*EXTRACT PROVIDED*.
Largely similar is the code that reads content out of a stream. Here's the part that relates to the StreamReader class:

StreamReader reader = new StreamReader(stream);
content = reader.ReadToEnd();
reader.Close();

The Write method of the StreamWriter class has a number of overloads to let you write content of a bunch of types -- bytes, arrays, characters, Booleans, objects. The StreamReader class, instead, is mostly a text reader class and offers facilities to read text files.

What if you need to deal with binary content? Silverlight has in store for you also a tailor-made version of the pair BinaryReader and BinaryWriter .NET Framework classes.

Dealing with Quotas

Isolated storage in Silverlight addresses a recurring problem that also Flash developers have to deal with — the volatility of the browser. If the user clears the browser's cache, everything the application may have downloaded is gone. To some extent, isolated storage is the Silverlight's counterpart to Web cookies. Well, but cookies are just extremely small containers of data. What is the maximum size, if any, of the isolated storage for a single application?

To avoid that downloaded applications flood the local hard disk with their settings and user-specific data, a threshold has been set that indicates the maximum capacity of the user store for a given application.

*TASK 1*.
Name every class the excerpt on Silverlight isolated storage mentions by name.
*TASK 2*.
Write the next part of the excerpt on Silverlight isolated storage, picking up right after its final sentence.

(Document layout analysis data)
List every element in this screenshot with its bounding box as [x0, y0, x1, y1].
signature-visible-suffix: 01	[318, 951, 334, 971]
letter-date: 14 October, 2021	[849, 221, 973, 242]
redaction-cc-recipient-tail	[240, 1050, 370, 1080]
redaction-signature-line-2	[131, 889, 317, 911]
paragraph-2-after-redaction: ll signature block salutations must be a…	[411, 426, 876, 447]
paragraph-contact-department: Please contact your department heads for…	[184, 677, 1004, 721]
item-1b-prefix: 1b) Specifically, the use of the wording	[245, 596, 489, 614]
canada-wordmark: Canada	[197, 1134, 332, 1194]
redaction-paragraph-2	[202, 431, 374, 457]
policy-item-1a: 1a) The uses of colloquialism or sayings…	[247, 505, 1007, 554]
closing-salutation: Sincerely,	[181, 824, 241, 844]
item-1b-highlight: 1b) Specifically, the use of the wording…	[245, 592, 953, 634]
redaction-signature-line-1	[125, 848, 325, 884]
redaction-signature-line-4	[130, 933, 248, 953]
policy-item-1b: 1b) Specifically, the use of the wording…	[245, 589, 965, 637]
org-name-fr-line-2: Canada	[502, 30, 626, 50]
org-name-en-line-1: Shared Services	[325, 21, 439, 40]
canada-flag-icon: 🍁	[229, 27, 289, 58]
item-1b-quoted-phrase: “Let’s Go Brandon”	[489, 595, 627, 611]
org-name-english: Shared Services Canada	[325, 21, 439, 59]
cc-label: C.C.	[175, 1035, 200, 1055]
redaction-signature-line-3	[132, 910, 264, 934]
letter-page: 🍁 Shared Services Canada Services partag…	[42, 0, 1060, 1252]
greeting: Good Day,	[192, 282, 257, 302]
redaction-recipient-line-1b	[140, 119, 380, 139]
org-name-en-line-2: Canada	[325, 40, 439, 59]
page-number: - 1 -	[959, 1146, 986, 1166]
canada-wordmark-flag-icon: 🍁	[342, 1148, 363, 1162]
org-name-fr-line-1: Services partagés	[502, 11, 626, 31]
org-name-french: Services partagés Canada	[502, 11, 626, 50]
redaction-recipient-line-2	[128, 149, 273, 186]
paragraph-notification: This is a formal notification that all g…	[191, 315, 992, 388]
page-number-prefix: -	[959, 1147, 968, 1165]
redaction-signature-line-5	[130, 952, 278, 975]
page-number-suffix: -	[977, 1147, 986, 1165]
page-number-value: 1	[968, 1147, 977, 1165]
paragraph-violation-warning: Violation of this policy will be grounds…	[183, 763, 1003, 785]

*EXERCISE OUTPUT 1*.
StreamReader, StreamWriter, BinaryReader, BinaryWriter

*EXERCISE OUTPUT 2*.
By using the Quota property on the IsolatedStorageFile class, you can learn about the current quota of disk space that the current application is assigned. The AvailableFreeSpace property, instead, tells about any left space. By default, each Silverlight application is given 100 KB of disk space on the local user's machine to save its own data. 100 KB may or may not be enough for some applications. Consider that the quota is per user; so it is certainly more than enough for all those applications that use the isolated storage to save preferences and temporary data such as the draft of some input.

There might be situations, though, where the limit of 100 KB per user is too low. In these cases, the Silverlight base class library makes available a method on the IsolatedStorageFile class through which the application can ask the local user to increase the quota to a given value. The method is TryIncreaseQuotaTo.

The method accepts a long value that indicates the larger size you request and returns a Boolean value that indicates, instead, the user response to the request. Any attempt to increase the application's quota, therefore, must be explicitly approved by the user. So any call to the TryIncreaseQuotaTo method results in a dialog box being displayed to the user, as in Figure 2.

Figure 2: Increasing the disk quota for local storage requires explicit user approval.

The requested size for the quota is normalized by the Silverlight runtime so that the user is prompted to approve increases that fall in the following scale: 100 KB, 1 MB, 5 MB, 10 MB, and so on, up to unlimited. Note also that the TryIncreaseQuotaTo method can only be called from within the UI thread, typically as the result of a user interface event. This is done to ensure that no downloaded application may silently modify a key parameter such as the isolated storage quota without first notifying the user.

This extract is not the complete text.